» **TASK OBJECTIVE**
Exactly as written, please set down all of the entries again, with no pictures.

» **PROVIDED INFORMATION**
START

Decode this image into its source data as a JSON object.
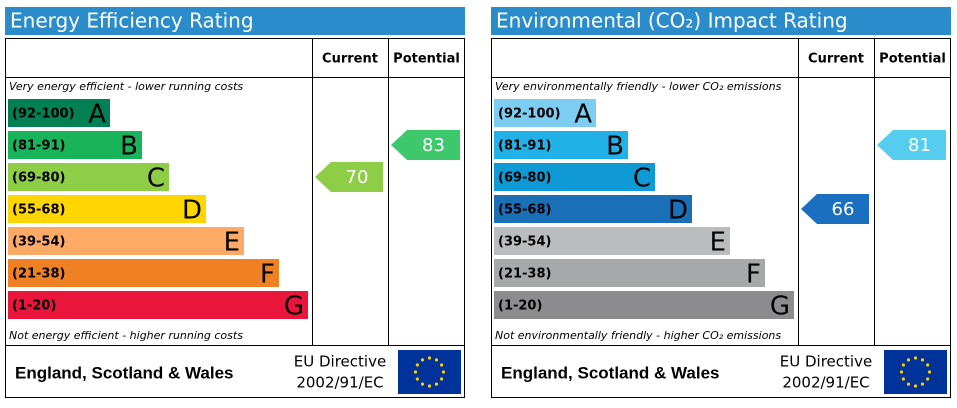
{
  "chart_data": [
    {
      "type": "epc-rating",
      "title": "Energy Efficiency Rating",
      "current_header": "Current",
      "potential_header": "Potential",
      "top_note": "Very energy efficient - lower running costs",
      "bottom_note": "Not energy efficient - higher running costs",
      "bands": [
        {
          "range": {
            "min": 92,
            "max": 100,
            "label": "(92-100)"
          },
          "letter": "A",
          "color": "#008054"
        },
        {
          "range": {
            "min": 81,
            "max": 91,
            "label": "(81-91)"
          },
          "letter": "B",
          "color": "#19b459"
        },
        {
          "range": {
            "min": 69,
            "max": 80,
            "label": "(69-80)"
          },
          "letter": "C",
          "color": "#8dce46"
        },
        {
          "range": {
            "min": 55,
            "max": 68,
            "label": "(55-68)"
          },
          "letter": "D",
          "color": "#ffd500"
        },
        {
          "range": {
            "min": 39,
            "max": 54,
            "label": "(39-54)"
          },
          "letter": "E",
          "color": "#fcaa65"
        },
        {
          "range": {
            "min": 21,
            "max": 38,
            "label": "(21-38)"
          },
          "letter": "F",
          "color": "#ef8023"
        },
        {
          "range": {
            "min": 1,
            "max": 20,
            "label": "(1-20)"
          },
          "letter": "G",
          "color": "#e9153b"
        }
      ],
      "current": {
        "value": 70,
        "color": "#8dce46"
      },
      "potential": {
        "value": 83,
        "color": "#3dc96b"
      },
      "region": "England, Scotland & Wales",
      "directive": "EU Directive",
      "directive_code": "2002/91/EC"
    },
    {
      "type": "epc-rating",
      "title": "Environmental (CO₂) Impact Rating",
      "current_header": "Current",
      "potential_header": "Potential",
      "top_note": "Very environmentally friendly - lower CO₂ emissions",
      "bottom_note": "Not environmentally friendly - higher CO₂ emissions",
      "bands": [
        {
          "range": {
            "min": 92,
            "max": 100,
            "label": "(92-100)"
          },
          "letter": "A",
          "color": "#7ccdf1"
        },
        {
          "range": {
            "min": 81,
            "max": 91,
            "label": "(81-91)"
          },
          "letter": "B",
          "color": "#22b1e6"
        },
        {
          "range": {
            "min": 69,
            "max": 80,
            "label": "(69-80)"
          },
          "letter": "C",
          "color": "#0f9ad6"
        },
        {
          "range": {
            "min": 55,
            "max": 68,
            "label": "(55-68)"
          },
          "letter": "D",
          "color": "#1a6fb7"
        },
        {
          "range": {
            "min": 39,
            "max": 54,
            "label": "(39-54)"
          },
          "letter": "E",
          "color": "#bbbcbe"
        },
        {
          "range": {
            "min": 21,
            "max": 38,
            "label": "(21-38)"
          },
          "letter": "F",
          "color": "#a7a8aa"
        },
        {
          "range": {
            "min": 1,
            "max": 20,
            "label": "(1-20)"
          },
          "letter": "G",
          "color": "#8c8c8e"
        }
      ],
      "current": {
        "value": 66,
        "color": "#1b6fc0"
      },
      "potential": {
        "value": 81,
        "color": "#55cdef"
      },
      "region": "England, Scotland & Wales",
      "directive": "EU Directive",
      "directive_code": "2002/91/EC"
    }
  ]
}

END

» **RESPONSE**
Decode this image into its source data as a JSON object.
{
  "chart_data": [
    {
      "type": "epc-rating",
      "title": "Energy Efficiency Rating",
      "current_header": "Current",
      "potential_header": "Potential",
      "top_note": "Very energy efficient - lower running costs",
      "bottom_note": "Not energy efficient - higher running costs",
      "bands": [
        {
          "range": {
            "min": 92,
            "max": 100,
            "label": "(92-100)"
          },
          "letter": "A",
          "color": "#008054"
        },
        {
          "range": {
            "min": 81,
            "max": 91,
            "label": "(81-91)"
          },
          "letter": "B",
          "color": "#19b459"
        },
        {
          "range": {
            "min": 69,
            "max": 80,
            "label": "(69-80)"
          },
          "letter": "C",
          "color": "#8dce46"
        },
        {
          "range": {
            "min": 55,
            "max": 68,
            "label": "(55-68)"
          },
          "letter": "D",
          "color": "#ffd500"
        },
        {
          "range": {
            "min": 39,
            "max": 54,
            "label": "(39-54)"
          },
          "letter": "E",
          "color": "#fcaa65"
        },
        {
          "range": {
            "min": 21,
            "max": 38,
            "label": "(21-38)"
          },
          "letter": "F",
          "color": "#ef8023"
        },
        {
          "range": {
            "min": 1,
            "max": 20,
            "label": "(1-20)"
          },
          "letter": "G",
          "color": "#e9153b"
        }
      ],
      "current": {
        "value": 70,
        "color": "#8dce46"
      },
      "potential": {
        "value": 83,
        "color": "#3dc96b"
      },
      "region": "England, Scotland & Wales",
      "directive": "EU Directive",
      "directive_code": "2002/91/EC"
    },
    {
      "type": "epc-rating",
      "title": "Environmental (CO₂) Impact Rating",
      "current_header": "Current",
      "potential_header": "Potential",
      "top_note": "Very environmentally friendly - lower CO₂ emissions",
      "bottom_note": "Not environmentally friendly - higher CO₂ emissions",
      "bands": [
        {
          "range": {
            "min": 92,
            "max": 100,
            "label": "(92-100)"
          },
          "letter": "A",
          "color": "#7ccdf1"
        },
        {
          "range": {
            "min": 81,
            "max": 91,
            "label": "(81-91)"
          },
          "letter": "B",
          "color": "#22b1e6"
        },
        {
          "range": {
            "min": 69,
            "max": 80,
            "label": "(69-80)"
          },
          "letter": "C",
          "color": "#0f9ad6"
        },
        {
          "range": {
            "min": 55,
            "max": 68,
            "label": "(55-68)"
          },
          "letter": "D",
          "color": "#1a6fb7"
        },
        {
          "range": {
            "min": 39,
            "max": 54,
            "label": "(39-54)"
          },
          "letter": "E",
          "color": "#bbbcbe"
        },
        {
          "range": {
            "min": 21,
            "max": 38,
            "label": "(21-38)"
          },
          "letter": "F",
          "color": "#a7a8aa"
        },
        {
          "range": {
            "min": 1,
            "max": 20,
            "label": "(1-20)"
          },
          "letter": "G",
          "color": "#8c8c8e"
        }
      ],
      "current": {
        "value": 66,
        "color": "#1b6fc0"
      },
      "potential": {
        "value": 81,
        "color": "#55cdef"
      },
      "region": "England, Scotland & Wales",
      "directive": "EU Directive",
      "directive_code": "2002/91/EC"
    }
  ]
}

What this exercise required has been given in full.